Data records:

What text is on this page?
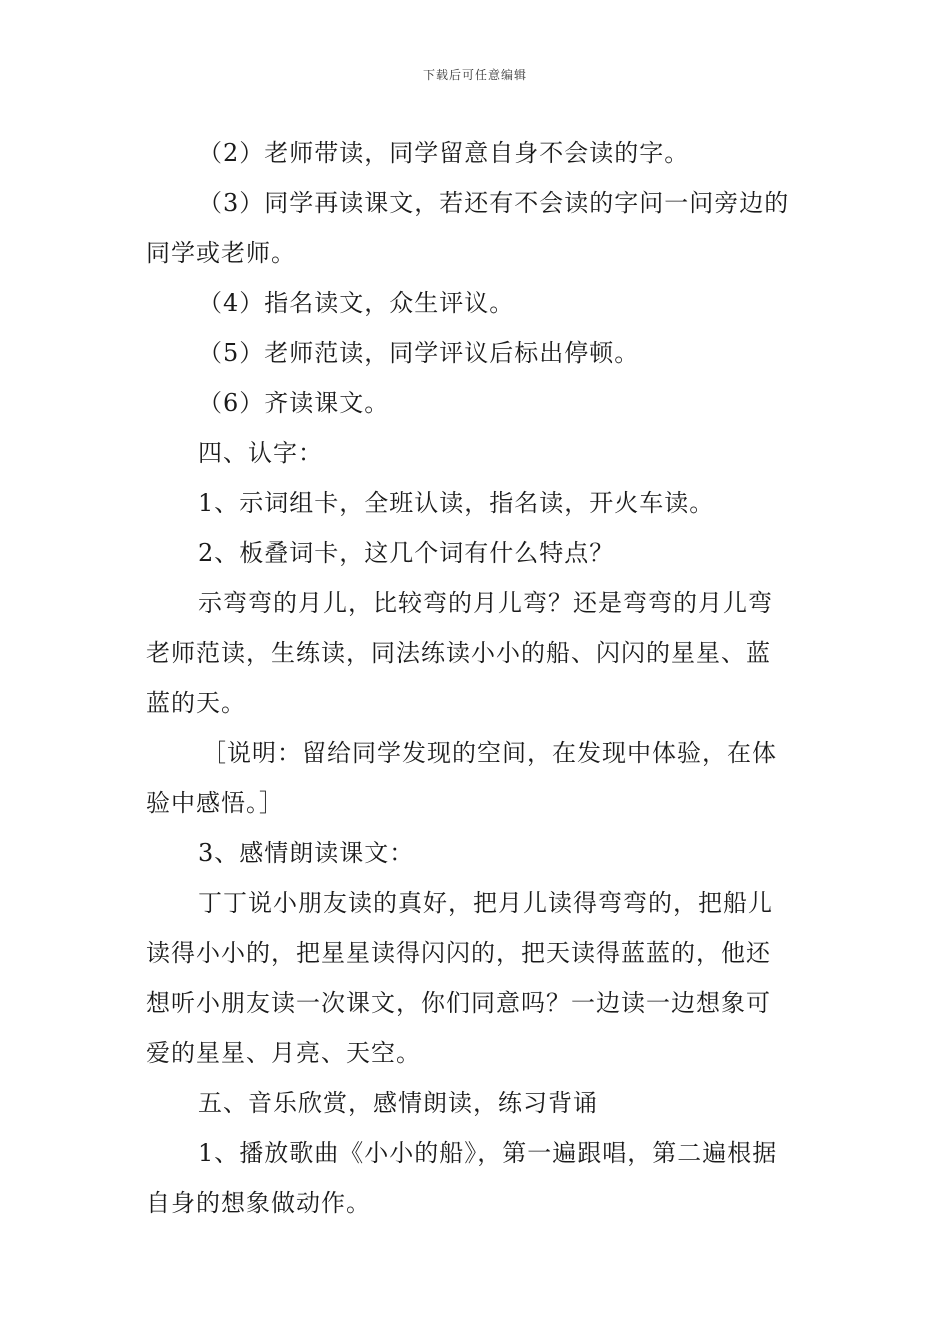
下载后可任意编辑
（2）老师带读，同学留意自身不会读的字。
（3）同学再读课文，若还有不会读的字问一问旁边的
同学或老师。
（4）指名读文，众生评议。
（5）老师范读，同学评议后标出停顿。
（6）齐读课文。
四、认字：
1、示词组卡，全班认读，指名读，开火车读。
2、板叠词卡，这几个词有什么特点？
示弯弯的月儿，比较弯的月儿弯？还是弯弯的月儿弯
老师范读，生练读，同法练读小小的船、闪闪的星星、蓝
蓝的天。
［说明：留给同学发现的空间，在发现中体验，在体
验中感悟。］
3、感情朗读课文：
丁丁说小朋友读的真好，把月儿读得弯弯的，把船儿
读得小小的，把星星读得闪闪的，把天读得蓝蓝的，他还
想听小朋友读一次课文，你们同意吗？一边读一边想象可
爱的星星、月亮、天空。
五、音乐欣赏，感情朗读，练习背诵
1、播放歌曲《小小的船》，第一遍跟唱，第二遍根据
自身的想象做动作。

**GOAL**:
What is the number of lines in the data above that include the word "老师范读"? Answer with that number only.

**ANSWER FOR THIS EXERCISE**:
2